=== Excerpt from a dataset ===
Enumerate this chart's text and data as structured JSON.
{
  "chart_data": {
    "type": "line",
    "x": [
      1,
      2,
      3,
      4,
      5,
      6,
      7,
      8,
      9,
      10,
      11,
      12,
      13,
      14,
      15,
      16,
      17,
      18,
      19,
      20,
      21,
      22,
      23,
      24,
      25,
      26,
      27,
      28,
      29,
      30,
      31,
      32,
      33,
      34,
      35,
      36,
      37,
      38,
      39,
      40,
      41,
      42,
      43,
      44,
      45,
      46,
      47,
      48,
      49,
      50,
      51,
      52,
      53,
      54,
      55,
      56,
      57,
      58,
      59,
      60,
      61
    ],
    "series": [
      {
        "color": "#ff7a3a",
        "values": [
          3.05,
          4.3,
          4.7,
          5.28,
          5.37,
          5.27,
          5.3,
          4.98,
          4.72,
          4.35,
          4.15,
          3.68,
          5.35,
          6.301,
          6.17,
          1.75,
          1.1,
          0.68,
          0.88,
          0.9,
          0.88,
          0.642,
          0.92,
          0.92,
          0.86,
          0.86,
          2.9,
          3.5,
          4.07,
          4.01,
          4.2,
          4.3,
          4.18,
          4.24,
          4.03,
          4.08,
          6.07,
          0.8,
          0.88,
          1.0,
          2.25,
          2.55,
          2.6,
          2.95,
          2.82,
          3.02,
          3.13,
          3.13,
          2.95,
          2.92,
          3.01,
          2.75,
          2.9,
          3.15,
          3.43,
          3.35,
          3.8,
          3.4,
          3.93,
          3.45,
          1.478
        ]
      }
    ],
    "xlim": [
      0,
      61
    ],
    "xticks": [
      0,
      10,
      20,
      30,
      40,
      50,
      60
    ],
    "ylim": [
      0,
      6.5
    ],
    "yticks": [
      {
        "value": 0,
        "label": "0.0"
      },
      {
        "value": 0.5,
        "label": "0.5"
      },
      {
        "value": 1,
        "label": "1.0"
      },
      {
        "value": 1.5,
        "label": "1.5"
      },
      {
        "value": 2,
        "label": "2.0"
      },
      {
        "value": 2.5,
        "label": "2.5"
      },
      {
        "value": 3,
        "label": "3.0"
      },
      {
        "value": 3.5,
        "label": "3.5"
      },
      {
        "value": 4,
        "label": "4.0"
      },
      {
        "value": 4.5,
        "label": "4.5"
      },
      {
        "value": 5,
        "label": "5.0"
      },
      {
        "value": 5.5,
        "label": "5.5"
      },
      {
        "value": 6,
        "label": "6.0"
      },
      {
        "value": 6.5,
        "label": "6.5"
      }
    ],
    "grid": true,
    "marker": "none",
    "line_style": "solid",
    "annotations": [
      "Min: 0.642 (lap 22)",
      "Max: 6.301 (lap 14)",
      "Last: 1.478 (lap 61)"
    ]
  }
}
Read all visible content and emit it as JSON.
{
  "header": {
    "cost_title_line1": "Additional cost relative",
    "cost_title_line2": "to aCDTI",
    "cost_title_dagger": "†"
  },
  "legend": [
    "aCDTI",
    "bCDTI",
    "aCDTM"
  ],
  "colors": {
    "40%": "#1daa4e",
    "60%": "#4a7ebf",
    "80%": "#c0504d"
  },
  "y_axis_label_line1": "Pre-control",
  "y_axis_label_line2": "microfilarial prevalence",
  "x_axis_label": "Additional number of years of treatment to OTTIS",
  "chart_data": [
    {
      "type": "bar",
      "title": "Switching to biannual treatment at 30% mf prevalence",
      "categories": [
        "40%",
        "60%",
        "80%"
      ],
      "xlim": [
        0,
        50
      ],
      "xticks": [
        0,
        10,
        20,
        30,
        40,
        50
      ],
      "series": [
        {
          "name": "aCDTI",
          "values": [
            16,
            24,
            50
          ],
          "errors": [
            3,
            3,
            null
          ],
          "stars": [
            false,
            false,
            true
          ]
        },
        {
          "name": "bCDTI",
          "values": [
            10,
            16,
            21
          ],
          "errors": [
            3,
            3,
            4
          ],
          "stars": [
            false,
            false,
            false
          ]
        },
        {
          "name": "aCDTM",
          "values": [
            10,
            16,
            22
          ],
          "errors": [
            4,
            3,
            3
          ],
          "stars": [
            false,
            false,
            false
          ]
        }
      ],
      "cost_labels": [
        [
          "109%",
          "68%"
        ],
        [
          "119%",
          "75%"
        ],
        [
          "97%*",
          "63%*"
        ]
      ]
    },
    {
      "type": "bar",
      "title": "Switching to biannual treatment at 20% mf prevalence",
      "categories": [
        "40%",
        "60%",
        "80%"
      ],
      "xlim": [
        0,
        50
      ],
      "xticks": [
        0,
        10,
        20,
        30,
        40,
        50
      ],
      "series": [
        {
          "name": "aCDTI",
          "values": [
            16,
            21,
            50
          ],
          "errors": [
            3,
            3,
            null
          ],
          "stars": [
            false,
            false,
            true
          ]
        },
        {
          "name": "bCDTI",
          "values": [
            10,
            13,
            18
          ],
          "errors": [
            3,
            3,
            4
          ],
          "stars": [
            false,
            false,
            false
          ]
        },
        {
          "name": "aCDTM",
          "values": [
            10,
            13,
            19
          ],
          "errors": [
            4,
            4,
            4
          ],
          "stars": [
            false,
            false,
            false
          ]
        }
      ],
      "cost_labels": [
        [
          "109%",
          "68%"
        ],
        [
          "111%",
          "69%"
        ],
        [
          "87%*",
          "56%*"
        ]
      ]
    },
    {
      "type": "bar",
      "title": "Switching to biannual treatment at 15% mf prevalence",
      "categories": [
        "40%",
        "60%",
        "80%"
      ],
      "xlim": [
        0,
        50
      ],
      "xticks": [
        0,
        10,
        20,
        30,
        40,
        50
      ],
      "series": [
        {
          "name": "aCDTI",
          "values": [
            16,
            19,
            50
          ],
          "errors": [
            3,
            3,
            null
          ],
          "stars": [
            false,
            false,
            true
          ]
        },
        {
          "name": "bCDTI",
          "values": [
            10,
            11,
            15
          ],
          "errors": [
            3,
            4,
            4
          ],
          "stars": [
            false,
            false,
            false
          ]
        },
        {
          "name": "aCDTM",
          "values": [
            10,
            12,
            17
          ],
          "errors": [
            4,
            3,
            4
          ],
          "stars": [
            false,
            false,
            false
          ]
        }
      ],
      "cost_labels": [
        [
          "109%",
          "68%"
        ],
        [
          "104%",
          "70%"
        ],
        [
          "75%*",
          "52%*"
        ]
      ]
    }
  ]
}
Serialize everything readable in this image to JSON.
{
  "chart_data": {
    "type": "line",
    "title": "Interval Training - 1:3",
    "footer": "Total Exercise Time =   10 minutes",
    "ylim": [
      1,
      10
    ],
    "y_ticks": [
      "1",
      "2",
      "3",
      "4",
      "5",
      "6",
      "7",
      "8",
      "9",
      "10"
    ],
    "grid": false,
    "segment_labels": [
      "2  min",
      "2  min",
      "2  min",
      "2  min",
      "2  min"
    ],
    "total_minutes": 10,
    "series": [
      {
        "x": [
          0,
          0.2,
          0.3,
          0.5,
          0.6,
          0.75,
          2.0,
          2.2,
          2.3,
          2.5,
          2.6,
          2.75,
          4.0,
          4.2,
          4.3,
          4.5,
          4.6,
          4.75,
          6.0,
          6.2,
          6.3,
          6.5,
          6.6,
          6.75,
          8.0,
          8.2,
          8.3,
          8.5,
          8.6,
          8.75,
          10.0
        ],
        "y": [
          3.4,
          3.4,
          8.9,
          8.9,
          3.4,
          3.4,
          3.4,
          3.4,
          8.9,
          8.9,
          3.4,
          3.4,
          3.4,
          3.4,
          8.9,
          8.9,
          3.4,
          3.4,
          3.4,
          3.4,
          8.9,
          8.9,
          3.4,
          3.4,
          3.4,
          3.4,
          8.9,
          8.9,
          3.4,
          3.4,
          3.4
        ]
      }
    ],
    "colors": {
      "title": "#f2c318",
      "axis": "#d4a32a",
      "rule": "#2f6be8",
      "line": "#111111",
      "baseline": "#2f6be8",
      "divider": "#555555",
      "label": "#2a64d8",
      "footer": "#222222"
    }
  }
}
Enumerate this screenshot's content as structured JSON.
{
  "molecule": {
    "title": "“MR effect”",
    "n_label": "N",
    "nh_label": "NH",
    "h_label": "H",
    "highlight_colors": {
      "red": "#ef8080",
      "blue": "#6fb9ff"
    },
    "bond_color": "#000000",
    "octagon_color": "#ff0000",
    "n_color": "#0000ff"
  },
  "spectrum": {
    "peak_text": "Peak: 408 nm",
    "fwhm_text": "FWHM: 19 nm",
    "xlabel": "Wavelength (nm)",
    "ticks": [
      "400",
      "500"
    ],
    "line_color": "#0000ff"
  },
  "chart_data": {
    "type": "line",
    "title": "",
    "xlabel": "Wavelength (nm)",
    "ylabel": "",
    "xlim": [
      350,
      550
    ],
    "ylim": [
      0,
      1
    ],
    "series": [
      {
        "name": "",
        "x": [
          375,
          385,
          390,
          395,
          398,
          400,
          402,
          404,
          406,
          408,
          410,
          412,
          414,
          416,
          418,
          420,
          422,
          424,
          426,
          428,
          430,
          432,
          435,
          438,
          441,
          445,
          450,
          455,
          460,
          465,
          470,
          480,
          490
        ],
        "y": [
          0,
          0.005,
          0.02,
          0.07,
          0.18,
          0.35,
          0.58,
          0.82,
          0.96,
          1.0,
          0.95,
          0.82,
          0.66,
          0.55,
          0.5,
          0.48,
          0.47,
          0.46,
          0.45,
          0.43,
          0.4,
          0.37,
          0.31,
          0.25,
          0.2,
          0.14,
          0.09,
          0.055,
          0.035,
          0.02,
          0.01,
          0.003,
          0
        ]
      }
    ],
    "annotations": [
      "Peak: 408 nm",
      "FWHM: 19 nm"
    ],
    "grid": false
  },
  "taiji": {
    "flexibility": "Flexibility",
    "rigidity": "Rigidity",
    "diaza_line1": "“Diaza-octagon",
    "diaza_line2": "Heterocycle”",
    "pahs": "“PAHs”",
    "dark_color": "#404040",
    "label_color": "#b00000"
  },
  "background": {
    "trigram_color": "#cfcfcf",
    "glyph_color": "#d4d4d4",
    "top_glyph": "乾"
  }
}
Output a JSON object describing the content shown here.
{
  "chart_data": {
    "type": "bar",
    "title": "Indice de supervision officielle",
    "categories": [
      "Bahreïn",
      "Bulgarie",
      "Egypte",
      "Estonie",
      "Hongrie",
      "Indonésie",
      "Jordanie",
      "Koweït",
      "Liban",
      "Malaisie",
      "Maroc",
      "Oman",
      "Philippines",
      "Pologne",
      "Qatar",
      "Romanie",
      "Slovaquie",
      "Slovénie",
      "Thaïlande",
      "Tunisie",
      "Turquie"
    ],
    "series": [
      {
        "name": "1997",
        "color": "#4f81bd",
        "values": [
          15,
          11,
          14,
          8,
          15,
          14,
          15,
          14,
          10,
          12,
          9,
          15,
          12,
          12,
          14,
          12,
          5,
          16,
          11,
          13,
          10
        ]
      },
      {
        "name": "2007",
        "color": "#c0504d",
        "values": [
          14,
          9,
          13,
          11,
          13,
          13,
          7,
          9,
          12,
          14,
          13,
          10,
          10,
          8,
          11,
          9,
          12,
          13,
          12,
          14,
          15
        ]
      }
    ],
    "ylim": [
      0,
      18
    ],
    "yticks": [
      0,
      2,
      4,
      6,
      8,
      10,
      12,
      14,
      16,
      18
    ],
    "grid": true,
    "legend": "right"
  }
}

=== THE PROBLEM ===
Which lines include the word "Enumerate"? Copy every one of them.

=== RESULT ===
Enumerate this chart's text and data as structured JSON.
Enumerate this screenshot's content as structured JSON.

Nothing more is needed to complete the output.